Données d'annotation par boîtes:
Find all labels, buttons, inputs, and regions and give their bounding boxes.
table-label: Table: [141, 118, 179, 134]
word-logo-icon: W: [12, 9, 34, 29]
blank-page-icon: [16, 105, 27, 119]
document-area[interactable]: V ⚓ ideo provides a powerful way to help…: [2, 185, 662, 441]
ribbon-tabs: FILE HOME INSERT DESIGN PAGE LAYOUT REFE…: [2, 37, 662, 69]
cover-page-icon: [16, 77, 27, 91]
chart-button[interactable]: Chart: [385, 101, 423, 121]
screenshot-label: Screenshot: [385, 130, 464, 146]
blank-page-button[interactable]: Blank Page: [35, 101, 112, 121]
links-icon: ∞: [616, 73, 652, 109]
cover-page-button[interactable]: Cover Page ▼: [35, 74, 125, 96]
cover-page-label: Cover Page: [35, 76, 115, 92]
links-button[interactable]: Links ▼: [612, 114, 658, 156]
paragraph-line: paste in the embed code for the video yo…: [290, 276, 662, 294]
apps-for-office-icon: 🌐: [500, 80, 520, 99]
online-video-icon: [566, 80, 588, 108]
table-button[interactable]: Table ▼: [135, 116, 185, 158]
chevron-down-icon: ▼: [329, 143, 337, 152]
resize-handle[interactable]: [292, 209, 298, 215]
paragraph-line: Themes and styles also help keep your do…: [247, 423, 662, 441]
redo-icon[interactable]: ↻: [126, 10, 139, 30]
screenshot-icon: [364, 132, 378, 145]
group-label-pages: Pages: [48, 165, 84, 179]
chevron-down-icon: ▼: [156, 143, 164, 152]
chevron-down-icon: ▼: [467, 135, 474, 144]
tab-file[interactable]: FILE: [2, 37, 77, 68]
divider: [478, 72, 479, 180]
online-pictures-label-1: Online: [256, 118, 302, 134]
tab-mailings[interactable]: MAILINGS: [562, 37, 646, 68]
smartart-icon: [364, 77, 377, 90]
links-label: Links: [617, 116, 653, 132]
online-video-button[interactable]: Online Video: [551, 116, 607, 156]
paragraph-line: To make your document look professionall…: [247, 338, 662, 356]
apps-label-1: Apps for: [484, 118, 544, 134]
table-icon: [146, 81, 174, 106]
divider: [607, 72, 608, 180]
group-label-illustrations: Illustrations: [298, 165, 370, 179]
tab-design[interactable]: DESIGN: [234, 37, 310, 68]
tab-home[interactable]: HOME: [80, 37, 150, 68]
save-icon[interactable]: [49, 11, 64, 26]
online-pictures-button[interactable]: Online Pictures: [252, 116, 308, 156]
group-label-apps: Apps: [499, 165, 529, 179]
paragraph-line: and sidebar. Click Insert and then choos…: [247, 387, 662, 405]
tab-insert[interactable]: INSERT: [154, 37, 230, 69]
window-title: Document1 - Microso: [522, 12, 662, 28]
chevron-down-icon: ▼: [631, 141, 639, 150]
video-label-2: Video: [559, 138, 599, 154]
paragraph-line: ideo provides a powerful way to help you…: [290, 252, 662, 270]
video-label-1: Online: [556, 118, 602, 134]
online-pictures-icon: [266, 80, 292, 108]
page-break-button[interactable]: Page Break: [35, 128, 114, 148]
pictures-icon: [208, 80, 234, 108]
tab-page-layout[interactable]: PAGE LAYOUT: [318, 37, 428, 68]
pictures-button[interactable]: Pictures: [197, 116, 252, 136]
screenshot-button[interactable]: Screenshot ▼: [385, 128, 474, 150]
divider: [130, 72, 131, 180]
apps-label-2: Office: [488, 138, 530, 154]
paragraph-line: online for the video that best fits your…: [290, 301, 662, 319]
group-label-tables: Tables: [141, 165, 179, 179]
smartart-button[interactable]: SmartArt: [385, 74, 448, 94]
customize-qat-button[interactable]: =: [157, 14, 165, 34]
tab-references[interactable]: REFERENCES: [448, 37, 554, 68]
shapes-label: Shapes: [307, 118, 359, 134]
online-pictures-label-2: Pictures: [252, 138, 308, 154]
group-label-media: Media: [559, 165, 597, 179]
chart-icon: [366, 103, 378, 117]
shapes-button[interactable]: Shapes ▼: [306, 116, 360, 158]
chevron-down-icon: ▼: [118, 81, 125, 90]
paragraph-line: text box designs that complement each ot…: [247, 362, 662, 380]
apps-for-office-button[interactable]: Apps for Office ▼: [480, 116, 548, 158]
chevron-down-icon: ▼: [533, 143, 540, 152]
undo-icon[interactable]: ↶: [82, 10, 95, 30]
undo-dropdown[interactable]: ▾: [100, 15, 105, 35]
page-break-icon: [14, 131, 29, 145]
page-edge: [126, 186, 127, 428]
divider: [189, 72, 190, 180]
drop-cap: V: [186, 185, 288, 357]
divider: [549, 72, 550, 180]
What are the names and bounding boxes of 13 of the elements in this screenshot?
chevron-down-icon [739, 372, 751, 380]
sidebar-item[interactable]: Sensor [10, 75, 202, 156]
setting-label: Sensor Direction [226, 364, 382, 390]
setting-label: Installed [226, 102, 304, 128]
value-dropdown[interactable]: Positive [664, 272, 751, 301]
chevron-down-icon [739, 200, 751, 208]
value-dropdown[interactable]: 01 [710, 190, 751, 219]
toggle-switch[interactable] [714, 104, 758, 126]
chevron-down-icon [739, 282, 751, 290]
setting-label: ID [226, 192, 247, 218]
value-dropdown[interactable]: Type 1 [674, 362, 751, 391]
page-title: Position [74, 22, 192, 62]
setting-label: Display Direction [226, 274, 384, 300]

Tâche demandée: Transcrivez fidèlement, sans rien modifier, chacune des lignes de toutes les entrées ci-dessus.

Résultat complet:
Find all labels, buttons, inputs, and regions and give their bounding boxes.
table-label: Table: [141, 118, 179, 134]
word-logo-icon: W: [12, 9, 34, 29]
blank-page-icon: [16, 105, 27, 119]
document-area[interactable]: V ⚓ ideo provides a powerful way to help…: [2, 185, 662, 441]
ribbon-tabs: FILE HOME INSERT DESIGN PAGE LAYOUT REFE…: [2, 37, 662, 69]
cover-page-icon: [16, 77, 27, 91]
chart-button[interactable]: Chart: [385, 101, 423, 121]
screenshot-label: Screenshot: [385, 130, 464, 146]
blank-page-button[interactable]: Blank Page: [35, 101, 112, 121]
links-icon: ∞: [616, 73, 652, 109]
cover-page-button[interactable]: Cover Page ▼: [35, 74, 125, 96]
cover-page-label: Cover Page: [35, 76, 115, 92]
links-button[interactable]: Links ▼: [612, 114, 658, 156]
paragraph-line: paste in the embed code for the video yo…: [290, 276, 662, 294]
apps-for-office-icon: 🌐: [500, 80, 520, 99]
online-video-icon: [566, 80, 588, 108]
table-button[interactable]: Table ▼: [135, 116, 185, 158]
chevron-down-icon: ▼: [329, 143, 337, 152]
resize-handle[interactable]: [292, 209, 298, 215]
paragraph-line: Themes and styles also help keep your do…: [247, 423, 662, 441]
redo-icon[interactable]: ↻: [126, 10, 139, 30]
screenshot-icon: [364, 132, 378, 145]
group-label-pages: Pages: [48, 165, 84, 179]
chevron-down-icon: ▼: [156, 143, 164, 152]
chevron-down-icon: ▼: [467, 135, 474, 144]
tab-file[interactable]: FILE: [2, 37, 77, 68]
divider: [478, 72, 479, 180]
online-pictures-label-1: Online: [256, 118, 302, 134]
tab-mailings[interactable]: MAILINGS: [562, 37, 646, 68]
smartart-icon: [364, 77, 377, 90]
links-label: Links: [617, 116, 653, 132]
online-video-button[interactable]: Online Video: [551, 116, 607, 156]
paragraph-line: To make your document look professionall…: [247, 338, 662, 356]
apps-label-1: Apps for: [484, 118, 544, 134]
table-icon: [146, 81, 174, 106]
divider: [607, 72, 608, 180]
group-label-illustrations: Illustrations: [298, 165, 370, 179]
tab-design[interactable]: DESIGN: [234, 37, 310, 68]
tab-home[interactable]: HOME: [80, 37, 150, 68]
save-icon[interactable]: [49, 11, 64, 26]
online-pictures-button[interactable]: Online Pictures: [252, 116, 308, 156]
group-label-apps: Apps: [499, 165, 529, 179]
paragraph-line: and sidebar. Click Insert and then choos…: [247, 387, 662, 405]
tab-insert[interactable]: INSERT: [154, 37, 230, 69]
window-title: Document1 - Microso: [522, 12, 662, 28]
chevron-down-icon: ▼: [631, 141, 639, 150]
video-label-2: Video: [559, 138, 599, 154]
paragraph-line: ideo provides a powerful way to help you…: [290, 252, 662, 270]
video-label-1: Online: [556, 118, 602, 134]
online-pictures-icon: [266, 80, 292, 108]
page-break-button[interactable]: Page Break: [35, 128, 114, 148]
pictures-icon: [208, 80, 234, 108]
tab-page-layout[interactable]: PAGE LAYOUT: [318, 37, 428, 68]
pictures-button[interactable]: Pictures: [197, 116, 252, 136]
screenshot-button[interactable]: Screenshot ▼: [385, 128, 474, 150]
divider: [130, 72, 131, 180]
apps-label-2: Office: [488, 138, 530, 154]
paragraph-line: online for the video that best fits your…: [290, 301, 662, 319]
group-label-tables: Tables: [141, 165, 179, 179]
smartart-button[interactable]: SmartArt: [385, 74, 448, 94]
customize-qat-button[interactable]: =: [157, 14, 165, 34]
tab-references[interactable]: REFERENCES: [448, 37, 554, 68]
shapes-label: Shapes: [307, 118, 359, 134]
online-pictures-label-2: Pictures: [252, 138, 308, 154]
group-label-media: Media: [559, 165, 597, 179]
chart-icon: [366, 103, 378, 117]
shapes-button[interactable]: Shapes ▼: [306, 116, 360, 158]
chevron-down-icon: ▼: [118, 81, 125, 90]
paragraph-line: text box designs that complement each ot…: [247, 362, 662, 380]
apps-for-office-button[interactable]: Apps for Office ▼: [480, 116, 548, 158]
chevron-down-icon: ▼: [533, 143, 540, 152]
undo-icon[interactable]: ↶: [82, 10, 95, 30]
undo-dropdown[interactable]: ▾: [100, 15, 105, 35]
page-break-icon: [14, 131, 29, 145]
page-edge: [126, 186, 127, 428]
divider: [189, 72, 190, 180]
drop-cap: V: [186, 185, 288, 357]
divider: [549, 72, 550, 180]
What are the names and bounding boxes of 13 of the elements in this screenshot?
chevron-down-icon [739, 372, 751, 380]
sidebar-item[interactable]: Sensor [10, 75, 202, 156]
setting-label: Sensor Direction [226, 364, 382, 390]
setting-label: Installed [226, 102, 304, 128]
value-dropdown[interactable]: Positive [664, 272, 751, 301]
chevron-down-icon [739, 200, 751, 208]
value-dropdown[interactable]: 01 [710, 190, 751, 219]
toggle-switch[interactable] [714, 104, 758, 126]
chevron-down-icon [739, 282, 751, 290]
setting-label: ID [226, 192, 247, 218]
value-dropdown[interactable]: Type 1 [674, 362, 751, 391]
page-title: Position [74, 22, 192, 62]
setting-label: Display Direction [226, 274, 384, 300]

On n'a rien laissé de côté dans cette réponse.